— TASK REQUIREMENTS —
Copy the listing verbatim, excluding any images found in it.

— ENTRIES PROVIDED —
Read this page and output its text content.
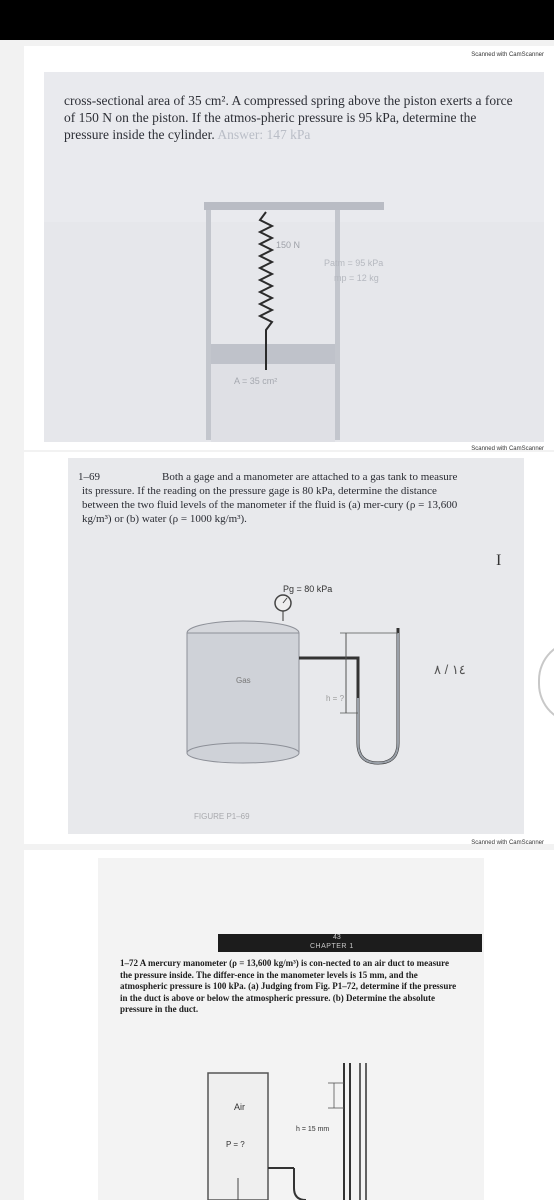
Scanned with CamScanner
cross-sectional area of 35 cm². A compressed spring above the piston exerts a force of 150 N on the piston. If the atmos-pheric pressure is 95 kPa, determine the pressure inside the cylinder. Answer: 147 kPa
150 N
Patm = 95 kPa
mp = 12 kg
A = 35 cm²
Scanned with CamScanner
1–69	Both a gage and a manometer are attached to a gas tank to measure its pressure. If the reading on the pressure gage is 80 kPa, determine the distance between the two fluid levels of the manometer if the fluid is (a) mer-cury (ρ = 13,600 kg/m³) or (b) water (ρ = 1000 kg/m³).
Pg = 80 kPa
Gas
h = ?
FIGURE P1–69
١٤ / ٨
I
Scanned with CamScanner
43
CHAPTER 1
1–72 A mercury manometer (ρ = 13,600 kg/m³) is con-nected to an air duct to measure the pressure inside. The differ-ence in the manometer levels is 15 mm, and the atmospheric pressure is 100 kPa. (a) Judging from Fig. P1–72, determine if the pressure in the duct is above or below the atmospheric pressure. (b) Determine the absolute pressure in the duct.
Air
P = ?
h = 15 mm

— TASK OUTPUT —
Read this page and output its text content.
Scanned with CamScanner
cross-sectional area of 35 cm². A compressed spring above the piston exerts a force of 150 N on the piston. If the atmos-pheric pressure is 95 kPa, determine the pressure inside the cylinder. Answer: 147 kPa
150 N
Patm = 95 kPa
mp = 12 kg
A = 35 cm²
Scanned with CamScanner
1–69	Both a gage and a manometer are attached to a gas tank to measure its pressure. If the reading on the pressure gage is 80 kPa, determine the distance between the two fluid levels of the manometer if the fluid is (a) mer-cury (ρ = 13,600 kg/m³) or (b) water (ρ = 1000 kg/m³).
Pg = 80 kPa
Gas
h = ?
FIGURE P1–69
١٤ / ٨
I
Scanned with CamScanner
43
CHAPTER 1
1–72 A mercury manometer (ρ = 13,600 kg/m³) is con-nected to an air duct to measure the pressure inside. The differ-ence in the manometer levels is 15 mm, and the atmospheric pressure is 100 kPa. (a) Judging from Fig. P1–72, determine if the pressure in the duct is above or below the atmospheric pressure. (b) Determine the absolute pressure in the duct.
Air
P = ?
h = 15 mm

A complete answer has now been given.